**REQUIREMENTS**. Repeat the entire listing exactly as written.

**ENTRIES PROVIDED**.
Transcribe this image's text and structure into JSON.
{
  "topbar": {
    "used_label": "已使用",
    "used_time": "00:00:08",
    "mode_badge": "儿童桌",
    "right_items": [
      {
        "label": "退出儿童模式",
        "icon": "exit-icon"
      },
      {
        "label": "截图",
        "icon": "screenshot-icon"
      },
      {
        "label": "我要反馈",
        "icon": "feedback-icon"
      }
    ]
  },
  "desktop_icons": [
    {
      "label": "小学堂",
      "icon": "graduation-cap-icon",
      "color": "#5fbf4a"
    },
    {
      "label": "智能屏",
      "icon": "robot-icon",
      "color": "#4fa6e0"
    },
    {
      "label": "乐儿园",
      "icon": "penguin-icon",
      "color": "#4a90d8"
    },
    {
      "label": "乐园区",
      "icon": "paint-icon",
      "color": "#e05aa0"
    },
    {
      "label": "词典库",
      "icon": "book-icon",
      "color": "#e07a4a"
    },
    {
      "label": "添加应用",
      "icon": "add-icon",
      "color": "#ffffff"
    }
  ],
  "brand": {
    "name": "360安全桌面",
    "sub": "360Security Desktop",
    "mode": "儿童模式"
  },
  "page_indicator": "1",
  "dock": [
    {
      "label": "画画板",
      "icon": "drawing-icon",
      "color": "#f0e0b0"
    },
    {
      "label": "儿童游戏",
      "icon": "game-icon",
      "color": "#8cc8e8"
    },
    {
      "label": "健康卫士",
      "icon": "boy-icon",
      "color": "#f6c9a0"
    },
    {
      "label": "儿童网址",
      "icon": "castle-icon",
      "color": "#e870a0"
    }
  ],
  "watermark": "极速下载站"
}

**REPLY TO THE TASK**.
Transcribe this image's text and structure into JSON.
{
  "topbar": {
    "used_label": "已使用",
    "used_time": "00:00:08",
    "mode_badge": "儿童桌",
    "right_items": [
      {
        "label": "退出儿童模式",
        "icon": "exit-icon"
      },
      {
        "label": "截图",
        "icon": "screenshot-icon"
      },
      {
        "label": "我要反馈",
        "icon": "feedback-icon"
      }
    ]
  },
  "desktop_icons": [
    {
      "label": "小学堂",
      "icon": "graduation-cap-icon",
      "color": "#5fbf4a"
    },
    {
      "label": "智能屏",
      "icon": "robot-icon",
      "color": "#4fa6e0"
    },
    {
      "label": "乐儿园",
      "icon": "penguin-icon",
      "color": "#4a90d8"
    },
    {
      "label": "乐园区",
      "icon": "paint-icon",
      "color": "#e05aa0"
    },
    {
      "label": "词典库",
      "icon": "book-icon",
      "color": "#e07a4a"
    },
    {
      "label": "添加应用",
      "icon": "add-icon",
      "color": "#ffffff"
    }
  ],
  "brand": {
    "name": "360安全桌面",
    "sub": "360Security Desktop",
    "mode": "儿童模式"
  },
  "page_indicator": "1",
  "dock": [
    {
      "label": "画画板",
      "icon": "drawing-icon",
      "color": "#f0e0b0"
    },
    {
      "label": "儿童游戏",
      "icon": "game-icon",
      "color": "#8cc8e8"
    },
    {
      "label": "健康卫士",
      "icon": "boy-icon",
      "color": "#f6c9a0"
    },
    {
      "label": "儿童网址",
      "icon": "castle-icon",
      "color": "#e870a0"
    }
  ],
  "watermark": "极速下载站"
}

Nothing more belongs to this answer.